***** Source excerpt

Monday, January 5, 2009

The Writing Journey Continues

My journey into the literary world of literature, and feeling more like a tadpole in a large pond than the full-grown grey-haired woman that I am, and as a child and young woman, I read books feverishly as entertainment and being taken to a place that I might never gone had I not read, and now I read to understand the mechanics of writing.

It’s not that you don’t enjoy the story, for you do, but with a greater sense of pleasure and clarity as you attempt to master the art of the craft. The group, Sweet Hearts of The Rodeo this week has read several story’s by Lauren Groff, an excellent writer I must say, and quite young. As well as another writer, that I probably would not have read had it not been part of the groups exercise, and that is “The Year of Silence” by Kevin Brockmeier. The ending of this story is fascinating in that he uses Morse code to reveal a message…I shall not tell what I came to believe the message was …read the story in “The Best American Short Stories 2008.”

Exploring these stories through the eyes of analysis has brought a new perspective to my own writing, and learning to read back over what I have written, for I have noticed that I drop many words, important words you might say and hopefully I have not dropped any here (we’ll see). And as Robert Olen Butler stresses in his lectures (that the group is reviewing monthly and giving their comments and impressions on, as we finish each session) that he reads, and re-reads, as he picks up from where he leaves off in the previous session and that it isn’t about the quantity of words each day that you write, but the quality.

And as I explore the world of literary writing, I learn also, there is a lot of research involved in writing. It isn’t all about an idea or person you might have in mind to write a story about, let’s say you want to write about a character diving for sunken treasure… you need specific details to make it believable. Now Robert Olen Butler in his writing workshop indicates that before the writer even starts a story, or gets into the zone (the dream state) that you have to know what the character yearns for, and it should begin with the first sentence and every sentence thereafter. Okay, let’s follow Butler’s lead (I have a picture that shows a treasure chest in the ocean) and I have a character in mind that yearns for the quest…he isn’t interested in the booty, as much as the glorious aspect of the find.

**********
***** Given data

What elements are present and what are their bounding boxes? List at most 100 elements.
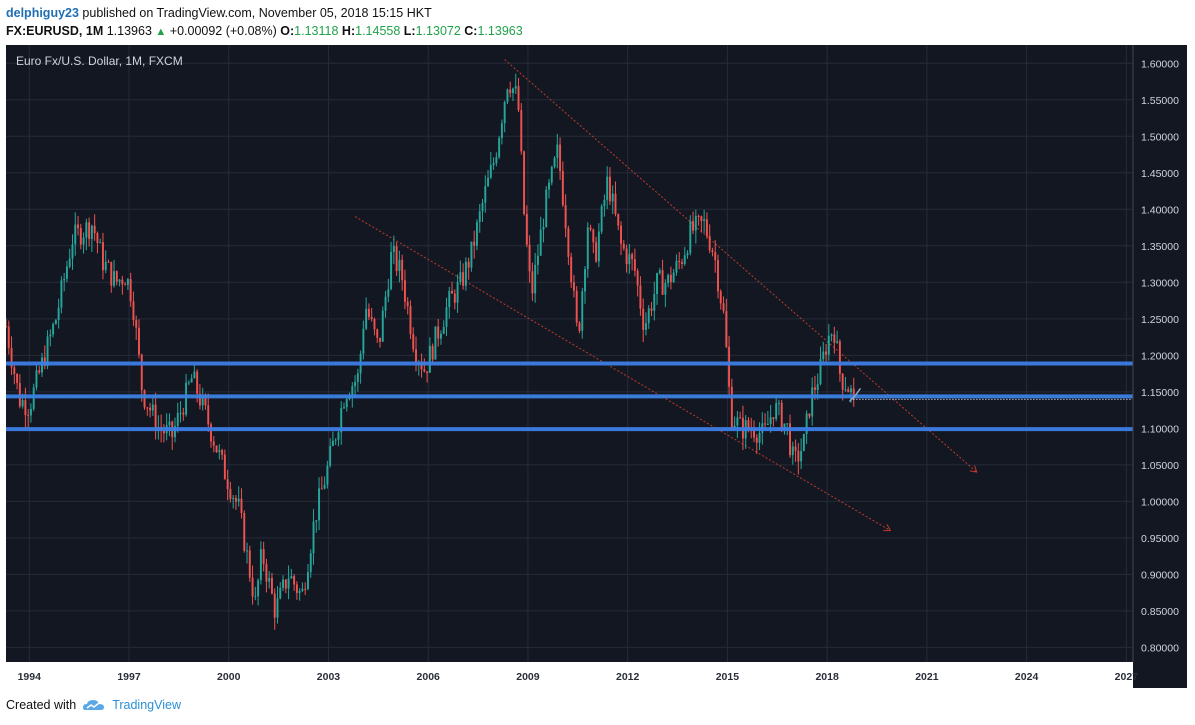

**********

Task requirements:
A) Write out the part of the writing-journey blog post starting with "Exploring these stories" and going on through "but the quality.", word for word.
B) Carry on the writing-journey blog post from the point where it stops.

Task responses:
A)
Exploring these stories through the eyes of analysis has brought a new perspective to my own writing, and learning to read back over what I have written, for I have noticed that I drop many words, important words you might say and hopefully I have not dropped any here (we’ll see). And as Robert Olen Butler stresses in his lectures (that the group is reviewing monthly and giving their comments and impressions on, as we finish each session) that he reads, and re-reads, as he picks up from where he leaves off in the previous session and that it isn’t about the quantity of words each day that you write, but the quality.

B)
I know what the character yearns for, and I look at the picture some more to see what it tells me and I know that I don’t have a clue where to begin. Okay, I’m going to have to do a lot of research and as the character I believe I’m going to have to hire someone with experience. With this, I’ll end for I have the crust of the story, along with a lot of possibilities.
Happy Writing!!!


  1. Great commentary, Joan!

    I'm in wading through a story right now and I've found out I'm not going to get anywhere unless I research the geographical location, the economy, the history, and the weather.
    Yeah. The weather. The story has emerged, but the details have got me working late. There was a time when it was enough to simply "fudge" my way through a story. I find that in order to actualize my story, this isn't enough.

    I look back on some of my early work and wince. How did I ever think it would be enough to skim through the particulars of place and person?

    Mr. Butler has taught me to slow down and accept the fact that a good story requires time, effort, and detail.

    L. Raven

  2. Thanks Raven,
    And I look forward to more of your insightful comments and can't wait to read more of Bennie...what wonderful writing.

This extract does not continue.